**What you are asked to do:** All records below must be retyped exactly.

** BEGIN **

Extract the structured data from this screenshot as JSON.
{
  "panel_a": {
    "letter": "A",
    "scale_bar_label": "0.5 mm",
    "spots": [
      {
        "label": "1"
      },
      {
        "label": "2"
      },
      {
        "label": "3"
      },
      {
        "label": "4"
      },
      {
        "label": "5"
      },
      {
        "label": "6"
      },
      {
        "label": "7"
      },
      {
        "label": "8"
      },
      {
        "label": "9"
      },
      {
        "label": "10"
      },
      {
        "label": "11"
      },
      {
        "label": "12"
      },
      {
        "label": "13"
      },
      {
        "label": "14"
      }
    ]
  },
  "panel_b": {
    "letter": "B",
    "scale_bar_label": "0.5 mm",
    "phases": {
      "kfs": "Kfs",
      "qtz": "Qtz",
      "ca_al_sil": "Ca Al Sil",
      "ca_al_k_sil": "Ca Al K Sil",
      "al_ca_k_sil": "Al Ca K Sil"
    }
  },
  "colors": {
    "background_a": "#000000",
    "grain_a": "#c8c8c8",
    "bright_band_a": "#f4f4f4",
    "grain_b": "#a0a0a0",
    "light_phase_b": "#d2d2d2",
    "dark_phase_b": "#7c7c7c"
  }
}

** END **

**Expected answer:**
Extract the structured data from this screenshot as JSON.
{
  "panel_a": {
    "letter": "A",
    "scale_bar_label": "0.5 mm",
    "spots": [
      {
        "label": "1"
      },
      {
        "label": "2"
      },
      {
        "label": "3"
      },
      {
        "label": "4"
      },
      {
        "label": "5"
      },
      {
        "label": "6"
      },
      {
        "label": "7"
      },
      {
        "label": "8"
      },
      {
        "label": "9"
      },
      {
        "label": "10"
      },
      {
        "label": "11"
      },
      {
        "label": "12"
      },
      {
        "label": "13"
      },
      {
        "label": "14"
      }
    ]
  },
  "panel_b": {
    "letter": "B",
    "scale_bar_label": "0.5 mm",
    "phases": {
      "kfs": "Kfs",
      "qtz": "Qtz",
      "ca_al_sil": "Ca Al Sil",
      "ca_al_k_sil": "Ca Al K Sil",
      "al_ca_k_sil": "Al Ca K Sil"
    }
  },
  "colors": {
    "background_a": "#000000",
    "grain_a": "#c8c8c8",
    "bright_band_a": "#f4f4f4",
    "grain_b": "#a0a0a0",
    "light_phase_b": "#d2d2d2",
    "dark_phase_b": "#7c7c7c"
  }
}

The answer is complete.